⟨

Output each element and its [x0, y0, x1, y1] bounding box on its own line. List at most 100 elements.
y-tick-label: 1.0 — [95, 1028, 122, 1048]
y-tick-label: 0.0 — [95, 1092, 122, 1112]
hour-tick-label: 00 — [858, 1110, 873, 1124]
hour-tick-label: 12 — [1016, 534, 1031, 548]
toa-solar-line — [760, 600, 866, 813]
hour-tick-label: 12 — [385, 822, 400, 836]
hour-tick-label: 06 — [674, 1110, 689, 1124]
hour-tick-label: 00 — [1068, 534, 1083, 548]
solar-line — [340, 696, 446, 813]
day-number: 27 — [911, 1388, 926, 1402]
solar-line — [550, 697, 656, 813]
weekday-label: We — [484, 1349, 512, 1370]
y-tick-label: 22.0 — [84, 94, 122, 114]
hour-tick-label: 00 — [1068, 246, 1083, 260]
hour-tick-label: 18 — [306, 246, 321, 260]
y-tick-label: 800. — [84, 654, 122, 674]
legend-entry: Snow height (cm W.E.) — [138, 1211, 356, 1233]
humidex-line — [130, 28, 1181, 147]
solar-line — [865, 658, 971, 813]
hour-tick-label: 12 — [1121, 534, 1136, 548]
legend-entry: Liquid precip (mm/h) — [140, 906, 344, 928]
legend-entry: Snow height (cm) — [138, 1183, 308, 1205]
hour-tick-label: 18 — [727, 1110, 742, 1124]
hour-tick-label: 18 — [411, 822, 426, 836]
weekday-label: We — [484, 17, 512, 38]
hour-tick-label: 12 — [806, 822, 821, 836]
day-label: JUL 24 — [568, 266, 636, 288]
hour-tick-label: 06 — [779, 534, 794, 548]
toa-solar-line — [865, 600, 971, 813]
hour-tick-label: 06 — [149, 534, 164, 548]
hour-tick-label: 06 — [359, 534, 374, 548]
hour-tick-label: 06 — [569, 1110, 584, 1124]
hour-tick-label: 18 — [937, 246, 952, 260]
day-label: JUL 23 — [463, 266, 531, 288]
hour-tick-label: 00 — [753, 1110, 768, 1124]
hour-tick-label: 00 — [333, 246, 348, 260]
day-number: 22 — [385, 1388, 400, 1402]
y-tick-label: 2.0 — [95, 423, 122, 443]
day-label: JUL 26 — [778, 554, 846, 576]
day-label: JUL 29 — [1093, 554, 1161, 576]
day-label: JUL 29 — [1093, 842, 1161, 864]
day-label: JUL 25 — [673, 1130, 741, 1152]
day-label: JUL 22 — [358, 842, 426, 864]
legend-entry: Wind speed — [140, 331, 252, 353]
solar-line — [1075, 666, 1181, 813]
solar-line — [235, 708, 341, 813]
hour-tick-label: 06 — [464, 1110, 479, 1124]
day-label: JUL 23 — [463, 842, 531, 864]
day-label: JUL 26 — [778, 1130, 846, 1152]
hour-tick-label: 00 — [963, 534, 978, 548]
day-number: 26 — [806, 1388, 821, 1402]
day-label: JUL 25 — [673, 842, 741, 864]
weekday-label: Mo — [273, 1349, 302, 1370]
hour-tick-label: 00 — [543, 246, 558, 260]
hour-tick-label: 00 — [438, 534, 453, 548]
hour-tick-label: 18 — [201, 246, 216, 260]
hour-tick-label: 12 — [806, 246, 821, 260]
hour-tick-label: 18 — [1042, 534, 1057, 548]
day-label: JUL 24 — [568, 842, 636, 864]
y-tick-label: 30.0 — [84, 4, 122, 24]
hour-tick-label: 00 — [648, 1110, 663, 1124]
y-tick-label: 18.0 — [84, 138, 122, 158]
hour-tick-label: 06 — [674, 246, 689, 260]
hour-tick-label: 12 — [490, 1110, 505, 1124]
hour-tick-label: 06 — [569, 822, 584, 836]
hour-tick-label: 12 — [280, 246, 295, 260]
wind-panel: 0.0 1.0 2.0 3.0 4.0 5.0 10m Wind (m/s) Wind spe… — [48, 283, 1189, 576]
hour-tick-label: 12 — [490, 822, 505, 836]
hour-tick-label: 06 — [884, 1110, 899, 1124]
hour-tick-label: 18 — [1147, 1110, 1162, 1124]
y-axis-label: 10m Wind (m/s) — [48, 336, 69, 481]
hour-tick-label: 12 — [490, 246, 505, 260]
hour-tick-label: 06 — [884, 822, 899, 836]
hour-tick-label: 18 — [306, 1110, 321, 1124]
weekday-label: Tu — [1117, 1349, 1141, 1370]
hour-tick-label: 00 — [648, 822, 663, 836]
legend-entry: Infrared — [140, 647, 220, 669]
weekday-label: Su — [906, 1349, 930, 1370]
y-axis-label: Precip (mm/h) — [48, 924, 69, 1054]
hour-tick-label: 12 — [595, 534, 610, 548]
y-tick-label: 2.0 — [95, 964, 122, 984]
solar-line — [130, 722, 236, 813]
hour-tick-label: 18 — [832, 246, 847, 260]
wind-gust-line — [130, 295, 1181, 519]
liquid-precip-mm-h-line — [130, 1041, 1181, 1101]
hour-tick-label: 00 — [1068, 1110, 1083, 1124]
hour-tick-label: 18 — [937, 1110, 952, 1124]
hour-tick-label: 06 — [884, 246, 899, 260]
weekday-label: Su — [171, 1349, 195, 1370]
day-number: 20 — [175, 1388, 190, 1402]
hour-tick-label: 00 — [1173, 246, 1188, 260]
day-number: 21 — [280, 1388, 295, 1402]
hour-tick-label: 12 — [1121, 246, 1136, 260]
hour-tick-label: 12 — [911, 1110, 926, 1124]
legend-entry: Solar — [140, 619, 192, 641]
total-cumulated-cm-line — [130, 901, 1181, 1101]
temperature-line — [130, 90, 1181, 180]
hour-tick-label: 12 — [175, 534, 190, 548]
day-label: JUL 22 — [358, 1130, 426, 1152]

⟩

▶ [Exercise goal]:
Copy the entries word for word, from their first line through the line containing "day-label: JUL 29 — [1093, 842, 1161, 864]", including both of those lines.

▶ [Result for this task]:
Output each element and its [x0, y0, x1, y1] bounding box on its own line. List at most 100 elements.
y-tick-label: 1.0 — [95, 1028, 122, 1048]
y-tick-label: 0.0 — [95, 1092, 122, 1112]
hour-tick-label: 00 — [858, 1110, 873, 1124]
hour-tick-label: 12 — [1016, 534, 1031, 548]
toa-solar-line — [760, 600, 866, 813]
hour-tick-label: 12 — [385, 822, 400, 836]
hour-tick-label: 06 — [674, 1110, 689, 1124]
hour-tick-label: 00 — [1068, 534, 1083, 548]
solar-line — [340, 696, 446, 813]
day-number: 27 — [911, 1388, 926, 1402]
solar-line — [550, 697, 656, 813]
weekday-label: We — [484, 1349, 512, 1370]
y-tick-label: 22.0 — [84, 94, 122, 114]
hour-tick-label: 00 — [1068, 246, 1083, 260]
hour-tick-label: 18 — [306, 246, 321, 260]
y-tick-label: 800. — [84, 654, 122, 674]
legend-entry: Snow height (cm W.E.) — [138, 1211, 356, 1233]
humidex-line — [130, 28, 1181, 147]
solar-line — [865, 658, 971, 813]
hour-tick-label: 12 — [1121, 534, 1136, 548]
legend-entry: Liquid precip (mm/h) — [140, 906, 344, 928]
legend-entry: Snow height (cm) — [138, 1183, 308, 1205]
hour-tick-label: 18 — [727, 1110, 742, 1124]
hour-tick-label: 18 — [411, 822, 426, 836]
weekday-label: We — [484, 17, 512, 38]
hour-tick-label: 12 — [806, 822, 821, 836]
day-label: JUL 24 — [568, 266, 636, 288]
hour-tick-label: 06 — [779, 534, 794, 548]
toa-solar-line — [865, 600, 971, 813]
hour-tick-label: 06 — [149, 534, 164, 548]
hour-tick-label: 06 — [359, 534, 374, 548]
hour-tick-label: 06 — [569, 1110, 584, 1124]
hour-tick-label: 18 — [937, 246, 952, 260]
day-label: JUL 23 — [463, 266, 531, 288]
hour-tick-label: 00 — [753, 1110, 768, 1124]
hour-tick-label: 00 — [333, 246, 348, 260]
day-number: 22 — [385, 1388, 400, 1402]
y-tick-label: 2.0 — [95, 423, 122, 443]
day-label: JUL 26 — [778, 554, 846, 576]
day-label: JUL 29 — [1093, 554, 1161, 576]
day-label: JUL 29 — [1093, 842, 1161, 864]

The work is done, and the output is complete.